▶ [OBJECTIVE]
Copy all lines of the listing that include the string "positivity".

▶ [EXCERPTED RECORDS]
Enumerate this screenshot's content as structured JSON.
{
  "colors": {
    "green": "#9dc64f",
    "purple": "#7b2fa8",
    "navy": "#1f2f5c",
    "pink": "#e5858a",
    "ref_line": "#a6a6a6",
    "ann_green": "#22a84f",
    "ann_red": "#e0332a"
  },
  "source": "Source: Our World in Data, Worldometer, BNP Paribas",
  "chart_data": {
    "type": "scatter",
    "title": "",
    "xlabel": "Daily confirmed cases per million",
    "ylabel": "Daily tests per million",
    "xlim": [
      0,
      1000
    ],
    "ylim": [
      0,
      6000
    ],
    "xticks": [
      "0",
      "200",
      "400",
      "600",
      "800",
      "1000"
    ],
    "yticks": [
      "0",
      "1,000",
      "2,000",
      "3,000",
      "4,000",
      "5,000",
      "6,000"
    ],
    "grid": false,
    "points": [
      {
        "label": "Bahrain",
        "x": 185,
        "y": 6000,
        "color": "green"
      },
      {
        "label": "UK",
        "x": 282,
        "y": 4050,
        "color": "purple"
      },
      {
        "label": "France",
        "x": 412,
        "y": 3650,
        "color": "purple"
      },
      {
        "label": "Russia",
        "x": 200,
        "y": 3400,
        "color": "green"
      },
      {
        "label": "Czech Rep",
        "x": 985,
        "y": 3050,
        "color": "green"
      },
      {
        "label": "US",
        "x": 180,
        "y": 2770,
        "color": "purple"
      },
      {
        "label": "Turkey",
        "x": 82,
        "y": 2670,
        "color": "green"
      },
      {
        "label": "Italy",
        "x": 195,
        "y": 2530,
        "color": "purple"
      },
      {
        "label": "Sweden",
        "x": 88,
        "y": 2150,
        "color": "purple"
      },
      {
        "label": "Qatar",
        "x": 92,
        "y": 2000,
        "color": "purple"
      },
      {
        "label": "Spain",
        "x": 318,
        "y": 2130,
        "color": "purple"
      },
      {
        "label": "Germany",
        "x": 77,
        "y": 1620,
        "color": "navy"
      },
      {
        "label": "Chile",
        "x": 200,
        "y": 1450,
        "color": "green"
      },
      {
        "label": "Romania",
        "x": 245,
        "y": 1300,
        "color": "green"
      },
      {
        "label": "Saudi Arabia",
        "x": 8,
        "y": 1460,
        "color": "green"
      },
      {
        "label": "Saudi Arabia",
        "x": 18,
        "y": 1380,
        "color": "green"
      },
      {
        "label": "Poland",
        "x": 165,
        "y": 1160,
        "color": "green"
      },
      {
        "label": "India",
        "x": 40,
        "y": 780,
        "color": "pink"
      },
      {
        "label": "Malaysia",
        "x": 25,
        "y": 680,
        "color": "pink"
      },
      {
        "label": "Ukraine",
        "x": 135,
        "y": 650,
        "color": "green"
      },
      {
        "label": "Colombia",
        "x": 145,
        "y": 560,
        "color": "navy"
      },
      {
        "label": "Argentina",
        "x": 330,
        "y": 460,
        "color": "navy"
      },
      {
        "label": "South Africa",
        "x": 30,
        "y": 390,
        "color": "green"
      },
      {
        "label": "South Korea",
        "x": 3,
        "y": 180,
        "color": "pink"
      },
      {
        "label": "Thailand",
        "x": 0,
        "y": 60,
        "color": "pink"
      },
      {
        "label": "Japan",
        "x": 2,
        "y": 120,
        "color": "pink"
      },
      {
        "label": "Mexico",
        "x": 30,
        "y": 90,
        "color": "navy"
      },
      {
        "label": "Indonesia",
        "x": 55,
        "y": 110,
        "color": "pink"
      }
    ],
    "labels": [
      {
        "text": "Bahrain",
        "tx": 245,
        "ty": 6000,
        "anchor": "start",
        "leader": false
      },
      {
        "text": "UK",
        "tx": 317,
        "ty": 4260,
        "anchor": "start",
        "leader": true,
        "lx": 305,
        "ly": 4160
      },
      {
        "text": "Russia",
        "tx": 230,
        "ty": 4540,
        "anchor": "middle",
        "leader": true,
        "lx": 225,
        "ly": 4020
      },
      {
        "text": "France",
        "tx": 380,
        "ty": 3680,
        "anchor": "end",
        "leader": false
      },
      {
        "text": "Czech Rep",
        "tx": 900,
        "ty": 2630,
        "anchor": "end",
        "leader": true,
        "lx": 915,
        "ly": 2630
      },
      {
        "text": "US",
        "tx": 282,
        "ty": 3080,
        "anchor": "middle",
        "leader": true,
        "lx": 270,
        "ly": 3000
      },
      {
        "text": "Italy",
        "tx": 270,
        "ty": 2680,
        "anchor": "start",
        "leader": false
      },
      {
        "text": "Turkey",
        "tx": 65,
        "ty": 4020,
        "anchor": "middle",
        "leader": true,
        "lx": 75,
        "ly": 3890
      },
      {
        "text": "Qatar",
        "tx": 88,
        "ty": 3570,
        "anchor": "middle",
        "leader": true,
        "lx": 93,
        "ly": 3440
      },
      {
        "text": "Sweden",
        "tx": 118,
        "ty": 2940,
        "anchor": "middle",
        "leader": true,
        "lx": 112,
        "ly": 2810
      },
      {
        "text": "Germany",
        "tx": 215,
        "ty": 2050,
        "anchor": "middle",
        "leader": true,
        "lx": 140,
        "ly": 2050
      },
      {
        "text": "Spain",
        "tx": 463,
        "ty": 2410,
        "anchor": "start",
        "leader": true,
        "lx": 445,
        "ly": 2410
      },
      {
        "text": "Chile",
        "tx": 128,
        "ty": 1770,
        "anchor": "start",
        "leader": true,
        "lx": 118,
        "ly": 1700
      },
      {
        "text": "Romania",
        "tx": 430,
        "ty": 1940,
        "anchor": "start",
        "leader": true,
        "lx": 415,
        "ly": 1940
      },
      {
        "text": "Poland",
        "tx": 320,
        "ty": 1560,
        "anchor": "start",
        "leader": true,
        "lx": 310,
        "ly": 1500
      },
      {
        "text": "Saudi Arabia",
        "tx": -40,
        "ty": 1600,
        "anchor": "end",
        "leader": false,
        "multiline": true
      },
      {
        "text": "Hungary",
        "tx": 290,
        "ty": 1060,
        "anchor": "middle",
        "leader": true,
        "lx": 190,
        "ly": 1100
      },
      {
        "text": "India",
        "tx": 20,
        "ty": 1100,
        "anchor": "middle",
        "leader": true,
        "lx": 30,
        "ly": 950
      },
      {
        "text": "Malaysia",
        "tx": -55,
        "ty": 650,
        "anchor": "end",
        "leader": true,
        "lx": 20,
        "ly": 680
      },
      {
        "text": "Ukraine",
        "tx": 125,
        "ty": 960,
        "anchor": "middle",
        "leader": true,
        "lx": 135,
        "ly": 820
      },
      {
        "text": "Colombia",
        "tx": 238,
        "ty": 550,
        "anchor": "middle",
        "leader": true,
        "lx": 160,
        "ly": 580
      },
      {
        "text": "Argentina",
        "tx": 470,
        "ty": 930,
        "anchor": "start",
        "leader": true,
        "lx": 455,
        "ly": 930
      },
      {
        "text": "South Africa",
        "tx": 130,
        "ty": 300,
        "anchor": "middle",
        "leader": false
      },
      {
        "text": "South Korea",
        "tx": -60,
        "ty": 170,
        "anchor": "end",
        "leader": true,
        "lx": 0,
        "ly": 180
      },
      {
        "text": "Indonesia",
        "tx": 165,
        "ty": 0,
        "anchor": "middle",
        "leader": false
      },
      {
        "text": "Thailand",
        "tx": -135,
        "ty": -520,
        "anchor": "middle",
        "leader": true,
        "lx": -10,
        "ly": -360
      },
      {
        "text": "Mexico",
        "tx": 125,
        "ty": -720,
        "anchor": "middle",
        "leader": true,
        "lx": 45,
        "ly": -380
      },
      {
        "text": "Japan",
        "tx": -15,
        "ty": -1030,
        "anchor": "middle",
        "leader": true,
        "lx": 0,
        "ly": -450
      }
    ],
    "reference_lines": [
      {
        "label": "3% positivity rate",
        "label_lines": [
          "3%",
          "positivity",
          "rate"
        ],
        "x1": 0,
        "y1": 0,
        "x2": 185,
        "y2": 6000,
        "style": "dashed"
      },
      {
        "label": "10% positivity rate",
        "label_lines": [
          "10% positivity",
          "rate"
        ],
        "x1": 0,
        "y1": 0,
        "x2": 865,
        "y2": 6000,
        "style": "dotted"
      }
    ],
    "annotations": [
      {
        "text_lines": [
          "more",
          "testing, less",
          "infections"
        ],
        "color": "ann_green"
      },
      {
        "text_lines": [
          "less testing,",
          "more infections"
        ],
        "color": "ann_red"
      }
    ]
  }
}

▶ [ANSWER TO THE PROBLEM]
        "label": "3% positivity rate",
          "positivity",
        "label": "10% positivity rate",
          "10% positivity",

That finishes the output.